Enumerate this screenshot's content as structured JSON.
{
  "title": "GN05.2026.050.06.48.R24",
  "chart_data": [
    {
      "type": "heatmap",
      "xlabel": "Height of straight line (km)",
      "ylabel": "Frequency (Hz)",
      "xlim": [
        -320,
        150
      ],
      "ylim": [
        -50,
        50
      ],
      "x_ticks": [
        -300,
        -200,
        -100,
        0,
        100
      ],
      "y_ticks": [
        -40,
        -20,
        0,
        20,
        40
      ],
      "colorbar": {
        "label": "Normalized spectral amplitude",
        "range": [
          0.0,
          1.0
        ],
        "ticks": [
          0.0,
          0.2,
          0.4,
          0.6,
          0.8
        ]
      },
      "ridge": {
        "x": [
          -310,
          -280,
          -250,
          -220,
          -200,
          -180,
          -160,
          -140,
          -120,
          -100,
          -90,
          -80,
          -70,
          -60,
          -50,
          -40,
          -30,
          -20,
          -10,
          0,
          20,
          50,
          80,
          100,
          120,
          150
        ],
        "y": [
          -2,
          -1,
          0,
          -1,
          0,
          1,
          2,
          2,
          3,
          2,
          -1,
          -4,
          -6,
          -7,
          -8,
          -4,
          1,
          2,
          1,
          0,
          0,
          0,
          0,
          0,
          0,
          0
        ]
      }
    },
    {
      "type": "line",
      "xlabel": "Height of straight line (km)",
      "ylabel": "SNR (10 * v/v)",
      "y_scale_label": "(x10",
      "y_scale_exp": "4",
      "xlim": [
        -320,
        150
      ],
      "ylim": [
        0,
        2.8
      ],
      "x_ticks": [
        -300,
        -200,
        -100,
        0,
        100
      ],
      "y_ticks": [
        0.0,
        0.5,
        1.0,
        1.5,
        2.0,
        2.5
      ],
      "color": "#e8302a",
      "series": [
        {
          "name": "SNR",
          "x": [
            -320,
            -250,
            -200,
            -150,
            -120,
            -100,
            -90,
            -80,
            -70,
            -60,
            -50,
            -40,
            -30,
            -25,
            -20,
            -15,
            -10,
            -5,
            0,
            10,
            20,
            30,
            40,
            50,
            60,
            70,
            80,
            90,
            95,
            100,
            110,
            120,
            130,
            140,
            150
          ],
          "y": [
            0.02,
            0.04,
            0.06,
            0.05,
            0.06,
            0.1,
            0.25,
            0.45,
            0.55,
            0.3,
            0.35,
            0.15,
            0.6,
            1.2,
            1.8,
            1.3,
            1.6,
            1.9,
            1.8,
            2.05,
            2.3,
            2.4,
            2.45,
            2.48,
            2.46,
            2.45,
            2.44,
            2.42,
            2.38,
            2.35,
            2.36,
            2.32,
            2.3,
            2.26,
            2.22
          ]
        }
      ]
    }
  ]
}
================================
What is being asked >> Copy out the whole listing exactly; please set it all down.

Full response >>
Enumerate this screenshot's content as structured JSON.
{
  "title": "GN05.2026.050.06.48.R24",
  "chart_data": [
    {
      "type": "heatmap",
      "xlabel": "Height of straight line (km)",
      "ylabel": "Frequency (Hz)",
      "xlim": [
        -320,
        150
      ],
      "ylim": [
        -50,
        50
      ],
      "x_ticks": [
        -300,
        -200,
        -100,
        0,
        100
      ],
      "y_ticks": [
        -40,
        -20,
        0,
        20,
        40
      ],
      "colorbar": {
        "label": "Normalized spectral amplitude",
        "range": [
          0.0,
          1.0
        ],
        "ticks": [
          0.0,
          0.2,
          0.4,
          0.6,
          0.8
        ]
      },
      "ridge": {
        "x": [
          -310,
          -280,
          -250,
          -220,
          -200,
          -180,
          -160,
          -140,
          -120,
          -100,
          -90,
          -80,
          -70,
          -60,
          -50,
          -40,
          -30,
          -20,
          -10,
          0,
          20,
          50,
          80,
          100,
          120,
          150
        ],
        "y": [
          -2,
          -1,
          0,
          -1,
          0,
          1,
          2,
          2,
          3,
          2,
          -1,
          -4,
          -6,
          -7,
          -8,
          -4,
          1,
          2,
          1,
          0,
          0,
          0,
          0,
          0,
          0,
          0
        ]
      }
    },
    {
      "type": "line",
      "xlabel": "Height of straight line (km)",
      "ylabel": "SNR (10 * v/v)",
      "y_scale_label": "(x10",
      "y_scale_exp": "4",
      "xlim": [
        -320,
        150
      ],
      "ylim": [
        0,
        2.8
      ],
      "x_ticks": [
        -300,
        -200,
        -100,
        0,
        100
      ],
      "y_ticks": [
        0.0,
        0.5,
        1.0,
        1.5,
        2.0,
        2.5
      ],
      "color": "#e8302a",
      "series": [
        {
          "name": "SNR",
          "x": [
            -320,
            -250,
            -200,
            -150,
            -120,
            -100,
            -90,
            -80,
            -70,
            -60,
            -50,
            -40,
            -30,
            -25,
            -20,
            -15,
            -10,
            -5,
            0,
            10,
            20,
            30,
            40,
            50,
            60,
            70,
            80,
            90,
            95,
            100,
            110,
            120,
            130,
            140,
            150
          ],
          "y": [
            0.02,
            0.04,
            0.06,
            0.05,
            0.06,
            0.1,
            0.25,
            0.45,
            0.55,
            0.3,
            0.35,
            0.15,
            0.6,
            1.2,
            1.8,
            1.3,
            1.6,
            1.9,
            1.8,
            2.05,
            2.3,
            2.4,
            2.45,
            2.48,
            2.46,
            2.45,
            2.44,
            2.42,
            2.38,
            2.35,
            2.36,
            2.32,
            2.3,
            2.26,
            2.22
          ]
        }
      ]
    }
  ]
}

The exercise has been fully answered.